• TASK OBJECTIVE: Reproduce all the entries exactly and keep the pictures out.

---------- RECORDS SHOWN ----------

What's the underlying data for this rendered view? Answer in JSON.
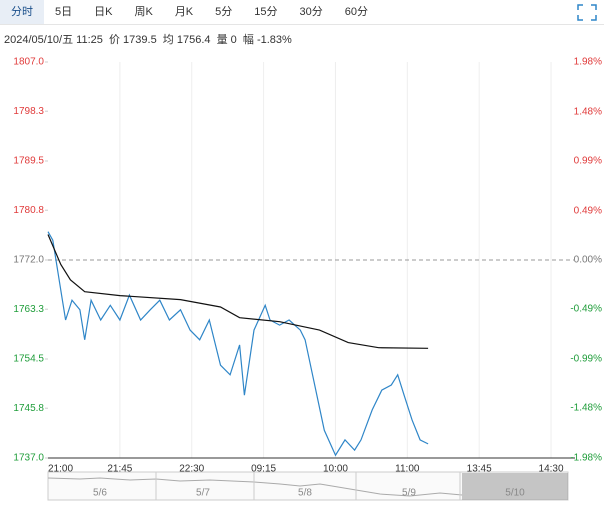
{
  "tabs": [
    "分时",
    "5日",
    "日K",
    "周K",
    "月K",
    "5分",
    "15分",
    "30分",
    "60分"
  ],
  "info": "2024/05/10/五 11:25  价 1739.5  均 1756.4  量 0  幅 -1.83%",
  "navigator": {
    "labels": [
      "5/6",
      "5/7",
      "5/8",
      "5/9",
      "5/10"
    ]
  },
  "chart_data": {
    "type": "line",
    "xlim": [
      0,
      330
    ],
    "xticks": [
      {
        "value": 0,
        "label": "21:00"
      },
      {
        "value": 45,
        "label": "21:45"
      },
      {
        "value": 90,
        "label": "22:30"
      },
      {
        "value": 135,
        "label": "09:15"
      },
      {
        "value": 180,
        "label": "10:00"
      },
      {
        "value": 225,
        "label": "11:00"
      },
      {
        "value": 270,
        "label": "13:45"
      },
      {
        "value": 315,
        "label": "14:30"
      }
    ],
    "ylim": [
      1737,
      1807
    ],
    "yticks": [
      {
        "value": 1737,
        "label": "1737.0"
      },
      {
        "value": 1745.8,
        "label": "1745.8"
      },
      {
        "value": 1754.5,
        "label": "1754.5"
      },
      {
        "value": 1763.3,
        "label": "1763.3"
      },
      {
        "value": 1772,
        "label": "1772.0"
      },
      {
        "value": 1780.8,
        "label": "1780.8"
      },
      {
        "value": 1789.5,
        "label": "1789.5"
      },
      {
        "value": 1798.3,
        "label": "1798.3"
      },
      {
        "value": 1807,
        "label": "1807.0"
      }
    ],
    "y2lim": [
      -1.98,
      1.98
    ],
    "y2ticks": [
      {
        "value": -1.98,
        "label": "-1.98%"
      },
      {
        "value": -1.48,
        "label": "-1.48%"
      },
      {
        "value": -0.99,
        "label": "-0.99%"
      },
      {
        "value": -0.49,
        "label": "-0.49%"
      },
      {
        "value": 0,
        "label": "0.00%"
      },
      {
        "value": 0.49,
        "label": "0.49%"
      },
      {
        "value": 0.99,
        "label": "0.99%"
      },
      {
        "value": 1.48,
        "label": "1.48%"
      },
      {
        "value": 1.98,
        "label": "1.98%"
      }
    ],
    "baseline": 1772,
    "up_color": "#e03a3a",
    "down_color": "#1f9d3a",
    "series": [
      {
        "color": "#2f86c8",
        "x": [
          0,
          3,
          6,
          9,
          11,
          15,
          20,
          23,
          27,
          33,
          39,
          45,
          51,
          58,
          64,
          70,
          76,
          83,
          89,
          95,
          101,
          108,
          114,
          120,
          123,
          129,
          136,
          139,
          145,
          151,
          158,
          161,
          167,
          173,
          180,
          186,
          192,
          196,
          203,
          209,
          215,
          219,
          223,
          228,
          233,
          238
        ],
        "values": [
          1777.0,
          1775.5,
          1770.2,
          1764.9,
          1761.4,
          1764.9,
          1763.2,
          1757.9,
          1764.9,
          1761.4,
          1764.0,
          1761.4,
          1765.8,
          1761.4,
          1763.2,
          1764.9,
          1761.4,
          1763.2,
          1759.6,
          1757.9,
          1761.4,
          1753.4,
          1751.7,
          1757.0,
          1748.1,
          1759.6,
          1764.0,
          1761.4,
          1760.5,
          1761.4,
          1759.6,
          1757.9,
          1749.9,
          1741.9,
          1737.5,
          1740.2,
          1738.4,
          1740.2,
          1745.5,
          1749.0,
          1749.9,
          1751.7,
          1748.1,
          1743.7,
          1740.2,
          1739.5
        ]
      },
      {
        "color": "#111111",
        "x": [
          0,
          8,
          14,
          23,
          45,
          83,
          108,
          120,
          145,
          170,
          188,
          207,
          238
        ],
        "values": [
          1776.5,
          1771.2,
          1768.5,
          1766.4,
          1765.7,
          1765.0,
          1763.7,
          1761.8,
          1761.1,
          1759.6,
          1757.4,
          1756.5,
          1756.4
        ]
      }
    ]
  }
}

----------

• EXERCISE OUTPUT:
What's the underlying data for this rendered view? Answer in JSON.
{
  "tabs": [
    "分时",
    "5日",
    "日K",
    "周K",
    "月K",
    "5分",
    "15分",
    "30分",
    "60分"
  ],
  "info": "2024/05/10/五 11:25  价 1739.5  均 1756.4  量 0  幅 -1.83%",
  "navigator": {
    "labels": [
      "5/6",
      "5/7",
      "5/8",
      "5/9",
      "5/10"
    ]
  },
  "chart_data": {
    "type": "line",
    "xlim": [
      0,
      330
    ],
    "xticks": [
      {
        "value": 0,
        "label": "21:00"
      },
      {
        "value": 45,
        "label": "21:45"
      },
      {
        "value": 90,
        "label": "22:30"
      },
      {
        "value": 135,
        "label": "09:15"
      },
      {
        "value": 180,
        "label": "10:00"
      },
      {
        "value": 225,
        "label": "11:00"
      },
      {
        "value": 270,
        "label": "13:45"
      },
      {
        "value": 315,
        "label": "14:30"
      }
    ],
    "ylim": [
      1737,
      1807
    ],
    "yticks": [
      {
        "value": 1737,
        "label": "1737.0"
      },
      {
        "value": 1745.8,
        "label": "1745.8"
      },
      {
        "value": 1754.5,
        "label": "1754.5"
      },
      {
        "value": 1763.3,
        "label": "1763.3"
      },
      {
        "value": 1772,
        "label": "1772.0"
      },
      {
        "value": 1780.8,
        "label": "1780.8"
      },
      {
        "value": 1789.5,
        "label": "1789.5"
      },
      {
        "value": 1798.3,
        "label": "1798.3"
      },
      {
        "value": 1807,
        "label": "1807.0"
      }
    ],
    "y2lim": [
      -1.98,
      1.98
    ],
    "y2ticks": [
      {
        "value": -1.98,
        "label": "-1.98%"
      },
      {
        "value": -1.48,
        "label": "-1.48%"
      },
      {
        "value": -0.99,
        "label": "-0.99%"
      },
      {
        "value": -0.49,
        "label": "-0.49%"
      },
      {
        "value": 0,
        "label": "0.00%"
      },
      {
        "value": 0.49,
        "label": "0.49%"
      },
      {
        "value": 0.99,
        "label": "0.99%"
      },
      {
        "value": 1.48,
        "label": "1.48%"
      },
      {
        "value": 1.98,
        "label": "1.98%"
      }
    ],
    "baseline": 1772,
    "up_color": "#e03a3a",
    "down_color": "#1f9d3a",
    "series": [
      {
        "color": "#2f86c8",
        "x": [
          0,
          3,
          6,
          9,
          11,
          15,
          20,
          23,
          27,
          33,
          39,
          45,
          51,
          58,
          64,
          70,
          76,
          83,
          89,
          95,
          101,
          108,
          114,
          120,
          123,
          129,
          136,
          139,
          145,
          151,
          158,
          161,
          167,
          173,
          180,
          186,
          192,
          196,
          203,
          209,
          215,
          219,
          223,
          228,
          233,
          238
        ],
        "values": [
          1777.0,
          1775.5,
          1770.2,
          1764.9,
          1761.4,
          1764.9,
          1763.2,
          1757.9,
          1764.9,
          1761.4,
          1764.0,
          1761.4,
          1765.8,
          1761.4,
          1763.2,
          1764.9,
          1761.4,
          1763.2,
          1759.6,
          1757.9,
          1761.4,
          1753.4,
          1751.7,
          1757.0,
          1748.1,
          1759.6,
          1764.0,
          1761.4,
          1760.5,
          1761.4,
          1759.6,
          1757.9,
          1749.9,
          1741.9,
          1737.5,
          1740.2,
          1738.4,
          1740.2,
          1745.5,
          1749.0,
          1749.9,
          1751.7,
          1748.1,
          1743.7,
          1740.2,
          1739.5
        ]
      },
      {
        "color": "#111111",
        "x": [
          0,
          8,
          14,
          23,
          45,
          83,
          108,
          120,
          145,
          170,
          188,
          207,
          238
        ],
        "values": [
          1776.5,
          1771.2,
          1768.5,
          1766.4,
          1765.7,
          1765.0,
          1763.7,
          1761.8,
          1761.1,
          1759.6,
          1757.4,
          1756.5,
          1756.4
        ]
      }
    ]
  }
}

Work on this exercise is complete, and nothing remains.